**ENTRIES**

◇ ◇ ◇

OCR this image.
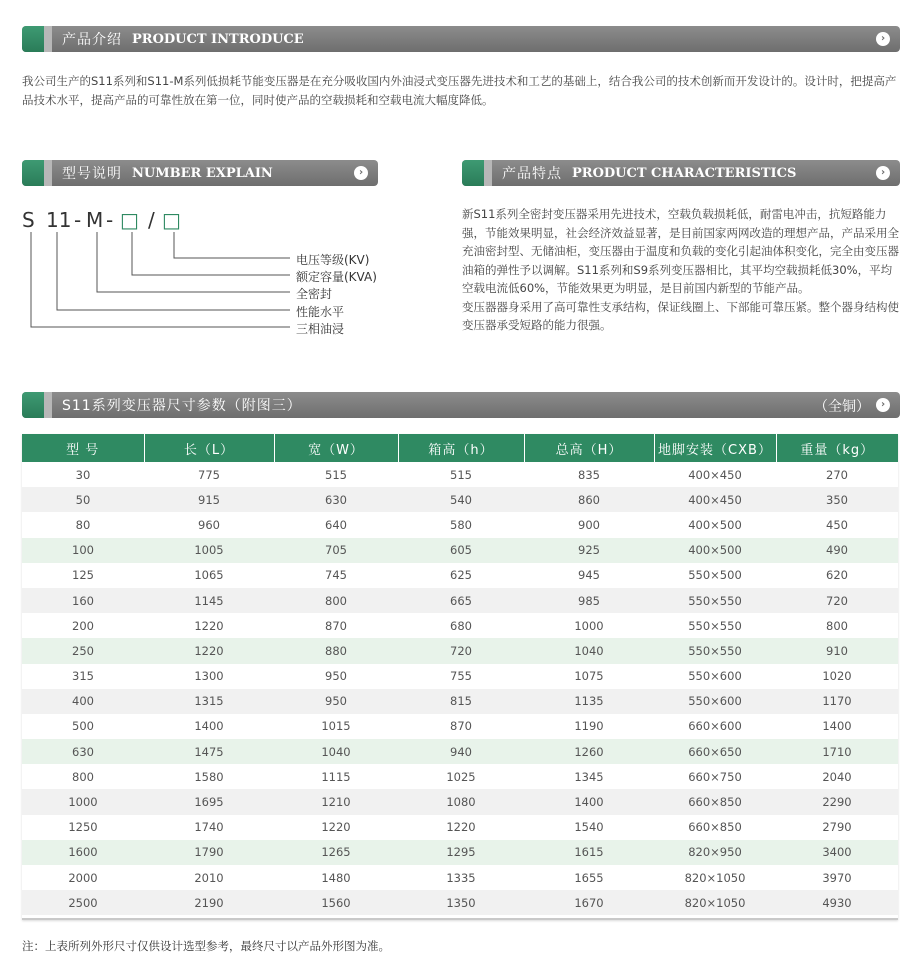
产品介绍 PRODUCT INTRODUCE	›
我公司生产的S11系列和S11-M系列低损耗节能变压器是在充分吸收国内外油浸式变压器先进技术和工艺的基础上，结合我公司的技术创新而开发设计的。设计时，把提高产品技术水平，提高产品的可靠性放在第一位，同时使产品的空载损耗和空载电流大幅度降低。
型号说明 NUMBER EXPLAIN	›	产品特点 PRODUCT CHARACTERISTICS	›
S 11 - M - □ / □
电压等级(KV)
额定容量(KVA)
全密封
性能水平
三相油浸

新S11系列全密封变压器采用先进技术，空载负载损耗低，耐雷电冲击，抗短路能力强，节能效果明显，社会经济效益显著，是目前国家两网改造的理想产品，产品采用全充油密封型、无储油柜，变压器由于温度和负载的变化引起油体积变化，完全由变压器油箱的弹性予以调解。S11系列和S9系列变压器相比，其平均空载损耗低30%，平均空载电流低60%，节能效果更为明显，是目前国内新型的节能产品。

变压器器身采用了高可靠性支承结构，保证线圈上、下部能可靠压紧。整个器身结构使变压器承受短路的能力很强。

S11系列变压器尺寸参数（附图三）	（全铜）	›
型 号	长（L）	宽（W）	箱高（h）	总高（H）	地脚安装（CXB）	重量（kg）
30	775	515	515	835	400×450	270
50	915	630	540	860	400×450	350
80	960	640	580	900	400×500	450
100	1005	705	605	925	400×500	490
125	1065	745	625	945	550×500	620
160	1145	800	665	985	550×550	720
200	1220	870	680	1000	550×550	800
250	1220	880	720	1040	550×550	910
315	1300	950	755	1075	550×600	1020
400	1315	950	815	1135	550×600	1170
500	1400	1015	870	1190	660×600	1400
630	1475	1040	940	1260	660×650	1710
800	1580	1115	1025	1345	660×750	2040
1000	1695	1210	1080	1400	660×850	2290
1250	1740	1220	1220	1540	660×850	2790
1600	1790	1265	1295	1615	820×950	3400
2000	2010	1480	1335	1655	820×1050	3970
2500	2190	1560	1350	1670	820×1050	4930
注：上表所列外形尺寸仅供设计选型参考，最终尺寸以产品外形图为准。
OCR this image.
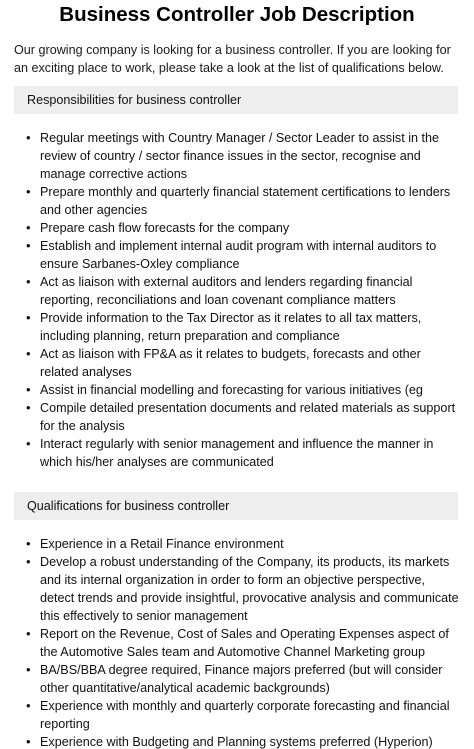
Business Controller Job Description

Our growing company is looking for a business controller. If you are looking for an exciting place to work, please take a look at the list of qualifications below.

Responsibilities for business controller
• Regular meetings with Country Manager / Sector Leader to assist in the review of country / sector finance issues in the sector, recognise and manage corrective actions
• Prepare monthly and quarterly financial statement certifications to lenders and other agencies
• Prepare cash flow forecasts for the company
• Establish and implement internal audit program with internal auditors to ensure Sarbanes-Oxley compliance
• Act as liaison with external auditors and lenders regarding financial reporting, reconciliations and loan covenant compliance matters
• Provide information to the Tax Director as it relates to all tax matters, including planning, return preparation and compliance
• Act as liaison with FP&A as it relates to budgets, forecasts and other related analyses
• Assist in financial modelling and forecasting for various initiatives (eg
• Compile detailed presentation documents and related materials as support for the analysis
• Interact regularly with senior management and influence the manner in which his/her analyses are communicated
Qualifications for business controller
• Experience in a Retail Finance environment
• Develop a robust understanding of the Company, its products, its markets and its internal organization in order to form an objective perspective, detect trends and provide insightful, provocative analysis and communicate this effectively to senior management
• Report on the Revenue, Cost of Sales and Operating Expenses aspect of the Automotive Sales team and Automotive Channel Marketing group
• BA/BS/BBA degree required, Finance majors preferred (but will consider other quantitative/analytical academic backgrounds)
• Experience with monthly and quarterly corporate forecasting and financial reporting
• Experience with Budgeting and Planning systems preferred (Hyperion)
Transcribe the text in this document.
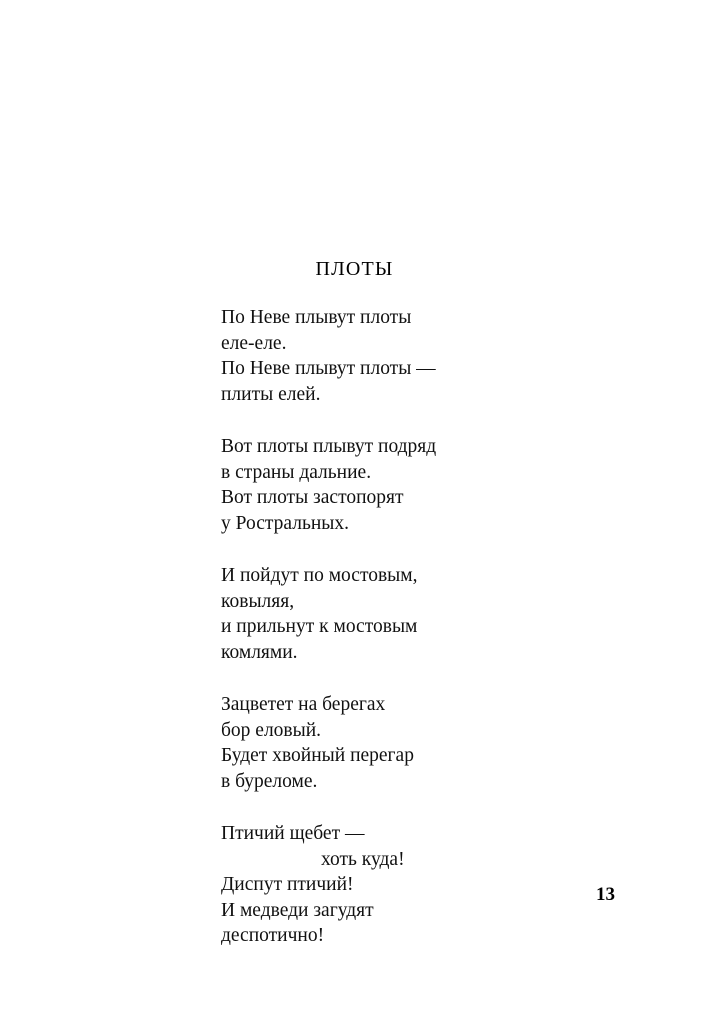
ПЛОТЫ
По Неве плывут плоты
еле-еле.
По Неве плывут плоты —
плиты елей.
Вот плоты плывут подряд
в страны дальние.
Вот плоты застопорят
у Ростральных.
И пойдут по мостовым,
ковыляя,
и прильнут к мостовым
комлями.
Зацветет на берегах
бор еловый.
Будет хвойный перегар
в буреломе.
Птичий щебет —
хоть куда!
Диспут птичий!
И медведи загудят
деспотично!
13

◇ ◇ ◇

Filter the entries down to the lines with the word "analysis" in them.

• Compile detailed presentation documents and related materials as support for the analysis
• Develop a robust understanding of the Company, its products, its markets and its internal organization in order to form an objective perspective, detect trends and provide insightful, provocative analysis and communicate this effectively to senior management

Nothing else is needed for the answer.